TASK LIST
**A)** In the abstract below, rewrite the paragraph beginning "Cortical collecting ducts of the rabbit were perfused in vitro" as a shorter bulleted list that keeps its main facts.
**B)** According to the abstract below, what was the average intracellular potential (Vbl) in control tubules?

Intracellular microelectrode characterization of the rabbit cortical collecting duct

Abstract

Cortical collecting ducts of the rabbit were perfused in vitro and the intracellular potential (Vbl) was measured with KCl-filled microelectrodes. The ratio of apical to basolateral membrane resistance (Ra/Rbl) was estimated from the voltage divider ratio using cable analysis. In control tubules Vbl averaged -84.0 .+-. 2.5 mV and Ra/Rbl was 0.83 .+-. 0.11. Pretreatment of the rabbits with mineralocorticoid caused Vbl to hyperpolarize to -105.8 .+-. 3.1 mV and Ra/Rbl to decrease slightly to 0.62 .+-. 0.10. A 10-fold increase of the luminal [K+] caused a 40.6 .+-. 3.1 mV depolarization of Vbl in control tubules and a 33.0 .+-. 4.2 mV depolarization in tubules from DOCA[deoxycorticosteroid acetate]-pretreated rabbits. Consistent with the existence of a conductive K+ channel at the apical cell membrane, Ra/Rbl decreased in both groups. This apical K+ channel was not sensitive to amiloride but was blocked by Ba2+. Conductive movement of Na+ across the apical membrane was also apparent in that Ra/Rbl increased with amiloride from 0.61 .+-. 0.10 to 1.45 .+-. 0.28. A 10-fold increase in the bath [K+] caused a 28.6 .+-. 3.8 and a 49.4 .+-. 4.4 mV depolarization of Vbl tubules obtained from control and DOCA-pretreated rabbits, respectively. In both groups, Ra/Rbl increased, suggesting that the basolateral cell membrane may contain a conductive K+ channel. Taken together, the results support a model in which the transepithelial reabsorption of Na+ and the transepithelial secretion of K+ are driven by the Na+-K+-ATPase located in the basolateral cell membrane, with passive movement of these ions occurring through separate conductive pathways in the apical cell membrane.

GIVEN ENTRIES
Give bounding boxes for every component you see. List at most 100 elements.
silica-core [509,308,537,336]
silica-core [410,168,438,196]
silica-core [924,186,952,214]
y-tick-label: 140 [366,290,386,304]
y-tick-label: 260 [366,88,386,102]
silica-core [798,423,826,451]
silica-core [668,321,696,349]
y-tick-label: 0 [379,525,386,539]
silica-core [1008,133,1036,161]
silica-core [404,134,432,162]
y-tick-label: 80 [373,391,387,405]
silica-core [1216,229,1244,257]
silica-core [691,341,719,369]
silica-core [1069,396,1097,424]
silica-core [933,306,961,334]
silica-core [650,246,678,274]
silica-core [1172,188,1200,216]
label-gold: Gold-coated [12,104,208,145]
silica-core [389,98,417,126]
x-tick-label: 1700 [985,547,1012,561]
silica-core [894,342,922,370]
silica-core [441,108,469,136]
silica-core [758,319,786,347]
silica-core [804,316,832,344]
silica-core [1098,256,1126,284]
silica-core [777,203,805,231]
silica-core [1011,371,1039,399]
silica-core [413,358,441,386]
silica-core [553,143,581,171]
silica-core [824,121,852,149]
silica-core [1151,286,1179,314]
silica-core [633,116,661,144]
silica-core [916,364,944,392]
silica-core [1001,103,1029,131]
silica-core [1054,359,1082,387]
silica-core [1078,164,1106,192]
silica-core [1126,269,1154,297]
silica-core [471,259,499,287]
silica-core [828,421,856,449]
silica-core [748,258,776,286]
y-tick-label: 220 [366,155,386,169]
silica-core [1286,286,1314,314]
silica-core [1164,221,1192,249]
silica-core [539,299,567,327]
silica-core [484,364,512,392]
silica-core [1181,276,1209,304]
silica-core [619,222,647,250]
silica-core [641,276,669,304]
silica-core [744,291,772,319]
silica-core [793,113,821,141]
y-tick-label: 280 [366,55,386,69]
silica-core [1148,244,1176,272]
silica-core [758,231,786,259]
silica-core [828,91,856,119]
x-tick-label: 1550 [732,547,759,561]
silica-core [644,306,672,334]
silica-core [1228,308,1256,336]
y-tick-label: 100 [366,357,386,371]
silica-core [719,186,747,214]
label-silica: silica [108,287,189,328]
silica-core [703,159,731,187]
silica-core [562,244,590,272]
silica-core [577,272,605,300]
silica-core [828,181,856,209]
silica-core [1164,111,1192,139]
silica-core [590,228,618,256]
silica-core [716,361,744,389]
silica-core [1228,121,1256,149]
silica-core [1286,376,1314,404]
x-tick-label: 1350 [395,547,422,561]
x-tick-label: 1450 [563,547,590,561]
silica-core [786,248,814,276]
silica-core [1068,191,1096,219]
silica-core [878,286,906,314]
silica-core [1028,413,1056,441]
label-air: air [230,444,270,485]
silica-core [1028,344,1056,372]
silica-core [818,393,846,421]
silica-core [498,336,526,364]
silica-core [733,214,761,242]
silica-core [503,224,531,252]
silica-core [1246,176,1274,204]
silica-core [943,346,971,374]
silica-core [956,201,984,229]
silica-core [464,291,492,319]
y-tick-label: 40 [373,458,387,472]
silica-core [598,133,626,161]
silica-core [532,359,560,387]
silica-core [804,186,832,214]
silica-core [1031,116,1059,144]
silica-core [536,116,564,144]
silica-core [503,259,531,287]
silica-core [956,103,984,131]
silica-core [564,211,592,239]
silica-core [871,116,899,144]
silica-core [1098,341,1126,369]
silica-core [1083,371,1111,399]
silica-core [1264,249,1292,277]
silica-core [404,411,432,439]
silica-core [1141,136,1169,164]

SOLUTION SET
**A)**
- Method: rabbit cortical collecting ducts were perfused in vitro. Intracellular potential (Vbl) was measured with KCl-filled microelectrodes. Apical-to-basolateral membrane resistance ratio (Ra/Rbl) was estimated from the voltage divider ratio by cable analysis.
- Control tubules: Vbl averaged -84.0 ± 2.5 mV. Ra/Rbl was 0.83 ± 0.11.
- Mineralocorticoid pretreatment: Vbl hyperpolarized to -105.8 ± 3.1 mV. Ra/Rbl fell slightly to 0.62 ± 0.10.
- 10-fold rise in luminal [K+]: Vbl depolarized by 40.6 ± 3.1 mV (control) and 33.0 ± 4.2 mV (DOCA-pretreated). Ra/Rbl decreased in both groups, consistent with a conductive apical K+ channel. That channel was blocked by Ba2+ but not by amiloride.
- Apical Na+ conduction: amiloride raised Ra/Rbl from 0.61 ± 0.10 to 1.45 ± 0.28.
- 10-fold rise in bath [K+]: Vbl depolarized by 28.6 ± 3.8 mV (control) and 49.4 ± 4.4 mV (DOCA-pretreated). Ra/Rbl increased in both groups, suggesting a conductive K+ channel in the basolateral membrane.
- Model supported: basolateral Na+-K+-ATPase drives transepithelial Na+ reabsorption and K+ secretion. The ions move passively through separate conductive pathways in the apical membrane.

**B)** -84.0 ± 2.5 mV.